TASK MATERIAL.
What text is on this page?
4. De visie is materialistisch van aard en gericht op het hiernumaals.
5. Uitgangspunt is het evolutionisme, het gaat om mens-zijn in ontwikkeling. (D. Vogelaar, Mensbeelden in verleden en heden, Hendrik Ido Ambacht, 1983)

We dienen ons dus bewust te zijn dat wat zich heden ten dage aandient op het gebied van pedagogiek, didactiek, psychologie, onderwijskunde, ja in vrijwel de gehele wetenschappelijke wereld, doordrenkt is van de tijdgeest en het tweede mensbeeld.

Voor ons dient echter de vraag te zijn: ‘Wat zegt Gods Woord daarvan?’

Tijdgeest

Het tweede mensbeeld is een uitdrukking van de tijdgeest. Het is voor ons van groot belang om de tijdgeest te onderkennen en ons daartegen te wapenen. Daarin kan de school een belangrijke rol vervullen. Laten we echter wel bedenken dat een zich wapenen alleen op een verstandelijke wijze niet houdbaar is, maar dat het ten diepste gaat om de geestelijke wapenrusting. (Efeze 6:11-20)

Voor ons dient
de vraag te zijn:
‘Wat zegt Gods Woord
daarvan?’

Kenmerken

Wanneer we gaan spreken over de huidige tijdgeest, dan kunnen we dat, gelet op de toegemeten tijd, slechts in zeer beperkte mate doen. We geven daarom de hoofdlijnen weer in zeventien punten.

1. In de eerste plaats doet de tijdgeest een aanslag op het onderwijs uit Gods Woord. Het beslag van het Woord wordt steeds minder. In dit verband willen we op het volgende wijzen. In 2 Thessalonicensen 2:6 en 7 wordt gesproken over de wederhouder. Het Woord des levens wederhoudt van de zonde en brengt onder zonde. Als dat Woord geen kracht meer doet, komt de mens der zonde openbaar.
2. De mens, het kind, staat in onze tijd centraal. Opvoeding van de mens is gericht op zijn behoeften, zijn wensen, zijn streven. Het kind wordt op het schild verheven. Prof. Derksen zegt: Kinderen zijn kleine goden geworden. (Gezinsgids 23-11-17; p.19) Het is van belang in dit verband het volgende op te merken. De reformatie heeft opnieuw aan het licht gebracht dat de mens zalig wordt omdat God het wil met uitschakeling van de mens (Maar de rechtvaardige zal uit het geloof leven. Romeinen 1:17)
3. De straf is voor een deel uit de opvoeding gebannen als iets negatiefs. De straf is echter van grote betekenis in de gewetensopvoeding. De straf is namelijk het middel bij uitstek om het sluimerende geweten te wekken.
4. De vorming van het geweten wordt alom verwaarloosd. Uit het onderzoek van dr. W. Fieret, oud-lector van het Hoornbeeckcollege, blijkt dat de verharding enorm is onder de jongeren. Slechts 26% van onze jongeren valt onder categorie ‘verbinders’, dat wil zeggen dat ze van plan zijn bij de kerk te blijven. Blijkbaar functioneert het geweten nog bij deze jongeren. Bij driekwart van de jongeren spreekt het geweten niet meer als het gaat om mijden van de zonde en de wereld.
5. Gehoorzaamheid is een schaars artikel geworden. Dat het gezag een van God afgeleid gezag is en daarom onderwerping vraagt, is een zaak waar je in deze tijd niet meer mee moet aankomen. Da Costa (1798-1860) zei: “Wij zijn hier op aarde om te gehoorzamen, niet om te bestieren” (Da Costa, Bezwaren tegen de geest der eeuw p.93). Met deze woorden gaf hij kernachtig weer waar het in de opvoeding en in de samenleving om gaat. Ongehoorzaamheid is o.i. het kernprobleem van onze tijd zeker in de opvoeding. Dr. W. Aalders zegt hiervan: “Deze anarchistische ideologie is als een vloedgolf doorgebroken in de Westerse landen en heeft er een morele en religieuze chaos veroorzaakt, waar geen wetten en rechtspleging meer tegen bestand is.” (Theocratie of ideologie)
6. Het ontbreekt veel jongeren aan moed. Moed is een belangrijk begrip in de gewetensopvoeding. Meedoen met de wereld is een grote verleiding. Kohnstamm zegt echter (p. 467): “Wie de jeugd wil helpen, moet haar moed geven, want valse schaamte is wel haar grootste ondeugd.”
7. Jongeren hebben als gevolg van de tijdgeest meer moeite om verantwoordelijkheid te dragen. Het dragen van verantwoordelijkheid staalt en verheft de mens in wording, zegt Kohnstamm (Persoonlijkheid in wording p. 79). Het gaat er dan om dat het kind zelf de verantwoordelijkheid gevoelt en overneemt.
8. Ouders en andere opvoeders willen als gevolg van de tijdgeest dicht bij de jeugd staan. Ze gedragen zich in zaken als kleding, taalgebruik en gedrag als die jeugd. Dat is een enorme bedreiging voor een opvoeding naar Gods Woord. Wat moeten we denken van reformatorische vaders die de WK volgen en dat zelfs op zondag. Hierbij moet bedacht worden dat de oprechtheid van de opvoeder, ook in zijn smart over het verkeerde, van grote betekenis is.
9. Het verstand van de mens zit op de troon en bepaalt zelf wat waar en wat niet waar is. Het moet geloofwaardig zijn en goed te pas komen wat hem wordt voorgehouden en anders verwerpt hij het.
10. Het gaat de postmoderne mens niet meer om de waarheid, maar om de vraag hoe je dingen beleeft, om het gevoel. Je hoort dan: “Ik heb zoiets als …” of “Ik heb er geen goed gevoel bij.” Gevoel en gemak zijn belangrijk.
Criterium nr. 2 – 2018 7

SET TASK. Filter out every line that lacks the word "Kohnstamm", and copy the rest.

RESPONSE.
6. Het ontbreekt veel jongeren aan moed. Moed is een belangrijk begrip in de gewetensopvoeding. Meedoen met de wereld is een grote verleiding. Kohnstamm zegt echter (p. 467): “Wie de jeugd wil helpen, moet haar moed geven, want valse schaamte is wel haar grootste ondeugd.”
7. Jongeren hebben als gevolg van de tijdgeest meer moeite om verantwoordelijkheid te dragen. Het dragen van verantwoordelijkheid staalt en verheft de mens in wording, zegt Kohnstamm (Persoonlijkheid in wording p. 79). Het gaat er dan om dat het kind zelf de verantwoordelijkheid gevoelt en overneemt.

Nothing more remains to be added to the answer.